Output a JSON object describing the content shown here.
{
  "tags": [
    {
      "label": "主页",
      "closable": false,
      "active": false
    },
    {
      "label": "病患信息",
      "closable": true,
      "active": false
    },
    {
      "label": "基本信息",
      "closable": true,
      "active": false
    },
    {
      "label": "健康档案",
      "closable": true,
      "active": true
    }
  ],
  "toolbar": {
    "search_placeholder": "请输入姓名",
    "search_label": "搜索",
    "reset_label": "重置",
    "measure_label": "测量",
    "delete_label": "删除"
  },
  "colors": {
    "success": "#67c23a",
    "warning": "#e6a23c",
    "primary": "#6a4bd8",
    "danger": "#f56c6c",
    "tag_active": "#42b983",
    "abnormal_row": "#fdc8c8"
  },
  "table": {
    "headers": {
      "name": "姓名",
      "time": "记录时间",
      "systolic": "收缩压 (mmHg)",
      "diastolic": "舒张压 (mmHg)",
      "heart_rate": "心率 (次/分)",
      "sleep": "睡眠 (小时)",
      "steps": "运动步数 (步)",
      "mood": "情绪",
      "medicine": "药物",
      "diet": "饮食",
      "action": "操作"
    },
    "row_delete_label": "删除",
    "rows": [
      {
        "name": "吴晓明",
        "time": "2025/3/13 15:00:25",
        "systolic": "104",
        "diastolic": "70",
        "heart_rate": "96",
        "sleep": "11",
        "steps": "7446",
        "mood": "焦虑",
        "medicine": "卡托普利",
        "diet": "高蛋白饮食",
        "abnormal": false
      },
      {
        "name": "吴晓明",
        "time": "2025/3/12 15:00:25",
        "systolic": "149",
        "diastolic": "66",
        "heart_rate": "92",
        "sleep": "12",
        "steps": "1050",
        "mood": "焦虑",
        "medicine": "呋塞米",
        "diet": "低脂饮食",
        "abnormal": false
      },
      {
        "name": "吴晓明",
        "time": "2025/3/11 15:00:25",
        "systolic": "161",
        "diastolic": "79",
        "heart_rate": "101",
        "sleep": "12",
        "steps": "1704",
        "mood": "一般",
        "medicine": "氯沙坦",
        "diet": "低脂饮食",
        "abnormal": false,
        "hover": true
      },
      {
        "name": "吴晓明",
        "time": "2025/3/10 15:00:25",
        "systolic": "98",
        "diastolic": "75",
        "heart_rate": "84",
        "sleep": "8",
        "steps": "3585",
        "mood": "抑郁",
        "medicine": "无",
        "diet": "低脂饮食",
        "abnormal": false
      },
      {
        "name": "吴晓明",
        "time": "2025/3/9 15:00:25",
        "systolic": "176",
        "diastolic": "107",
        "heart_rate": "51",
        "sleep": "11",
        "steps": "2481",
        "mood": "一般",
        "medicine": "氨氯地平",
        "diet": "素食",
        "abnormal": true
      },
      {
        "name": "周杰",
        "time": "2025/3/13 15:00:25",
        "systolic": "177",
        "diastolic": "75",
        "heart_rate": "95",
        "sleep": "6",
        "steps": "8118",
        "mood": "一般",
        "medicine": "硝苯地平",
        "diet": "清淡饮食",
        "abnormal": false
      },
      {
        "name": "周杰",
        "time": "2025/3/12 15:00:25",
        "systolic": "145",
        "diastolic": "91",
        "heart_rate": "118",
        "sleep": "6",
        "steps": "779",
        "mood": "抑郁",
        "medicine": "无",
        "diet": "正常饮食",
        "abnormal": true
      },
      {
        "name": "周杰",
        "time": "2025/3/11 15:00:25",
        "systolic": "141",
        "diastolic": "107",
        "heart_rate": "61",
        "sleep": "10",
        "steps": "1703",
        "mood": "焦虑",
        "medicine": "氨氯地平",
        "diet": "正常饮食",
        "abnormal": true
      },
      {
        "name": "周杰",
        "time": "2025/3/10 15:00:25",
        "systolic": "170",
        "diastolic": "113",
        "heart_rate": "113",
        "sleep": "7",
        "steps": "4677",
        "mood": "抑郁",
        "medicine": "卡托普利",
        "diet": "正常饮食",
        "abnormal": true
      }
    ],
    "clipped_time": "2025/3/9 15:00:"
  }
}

■ ■ ■ ■

• [TASK BRIEF] Each record must be returned exactly as it is written.

• [TASK RESPONSE]
Output a JSON object describing the content shown here.
{
  "tags": [
    {
      "label": "主页",
      "closable": false,
      "active": false
    },
    {
      "label": "病患信息",
      "closable": true,
      "active": false
    },
    {
      "label": "基本信息",
      "closable": true,
      "active": false
    },
    {
      "label": "健康档案",
      "closable": true,
      "active": true
    }
  ],
  "toolbar": {
    "search_placeholder": "请输入姓名",
    "search_label": "搜索",
    "reset_label": "重置",
    "measure_label": "测量",
    "delete_label": "删除"
  },
  "colors": {
    "success": "#67c23a",
    "warning": "#e6a23c",
    "primary": "#6a4bd8",
    "danger": "#f56c6c",
    "tag_active": "#42b983",
    "abnormal_row": "#fdc8c8"
  },
  "table": {
    "headers": {
      "name": "姓名",
      "time": "记录时间",
      "systolic": "收缩压 (mmHg)",
      "diastolic": "舒张压 (mmHg)",
      "heart_rate": "心率 (次/分)",
      "sleep": "睡眠 (小时)",
      "steps": "运动步数 (步)",
      "mood": "情绪",
      "medicine": "药物",
      "diet": "饮食",
      "action": "操作"
    },
    "row_delete_label": "删除",
    "rows": [
      {
        "name": "吴晓明",
        "time": "2025/3/13 15:00:25",
        "systolic": "104",
        "diastolic": "70",
        "heart_rate": "96",
        "sleep": "11",
        "steps": "7446",
        "mood": "焦虑",
        "medicine": "卡托普利",
        "diet": "高蛋白饮食",
        "abnormal": false
      },
      {
        "name": "吴晓明",
        "time": "2025/3/12 15:00:25",
        "systolic": "149",
        "diastolic": "66",
        "heart_rate": "92",
        "sleep": "12",
        "steps": "1050",
        "mood": "焦虑",
        "medicine": "呋塞米",
        "diet": "低脂饮食",
        "abnormal": false
      },
      {
        "name": "吴晓明",
        "time": "2025/3/11 15:00:25",
        "systolic": "161",
        "diastolic": "79",
        "heart_rate": "101",
        "sleep": "12",
        "steps": "1704",
        "mood": "一般",
        "medicine": "氯沙坦",
        "diet": "低脂饮食",
        "abnormal": false,
        "hover": true
      },
      {
        "name": "吴晓明",
        "time": "2025/3/10 15:00:25",
        "systolic": "98",
        "diastolic": "75",
        "heart_rate": "84",
        "sleep": "8",
        "steps": "3585",
        "mood": "抑郁",
        "medicine": "无",
        "diet": "低脂饮食",
        "abnormal": false
      },
      {
        "name": "吴晓明",
        "time": "2025/3/9 15:00:25",
        "systolic": "176",
        "diastolic": "107",
        "heart_rate": "51",
        "sleep": "11",
        "steps": "2481",
        "mood": "一般",
        "medicine": "氨氯地平",
        "diet": "素食",
        "abnormal": true
      },
      {
        "name": "周杰",
        "time": "2025/3/13 15:00:25",
        "systolic": "177",
        "diastolic": "75",
        "heart_rate": "95",
        "sleep": "6",
        "steps": "8118",
        "mood": "一般",
        "medicine": "硝苯地平",
        "diet": "清淡饮食",
        "abnormal": false
      },
      {
        "name": "周杰",
        "time": "2025/3/12 15:00:25",
        "systolic": "145",
        "diastolic": "91",
        "heart_rate": "118",
        "sleep": "6",
        "steps": "779",
        "mood": "抑郁",
        "medicine": "无",
        "diet": "正常饮食",
        "abnormal": true
      },
      {
        "name": "周杰",
        "time": "2025/3/11 15:00:25",
        "systolic": "141",
        "diastolic": "107",
        "heart_rate": "61",
        "sleep": "10",
        "steps": "1703",
        "mood": "焦虑",
        "medicine": "氨氯地平",
        "diet": "正常饮食",
        "abnormal": true
      },
      {
        "name": "周杰",
        "time": "2025/3/10 15:00:25",
        "systolic": "170",
        "diastolic": "113",
        "heart_rate": "113",
        "sleep": "7",
        "steps": "4677",
        "mood": "抑郁",
        "medicine": "卡托普利",
        "diet": "正常饮食",
        "abnormal": true
      }
    ],
    "clipped_time": "2025/3/9 15:00:"
  }
}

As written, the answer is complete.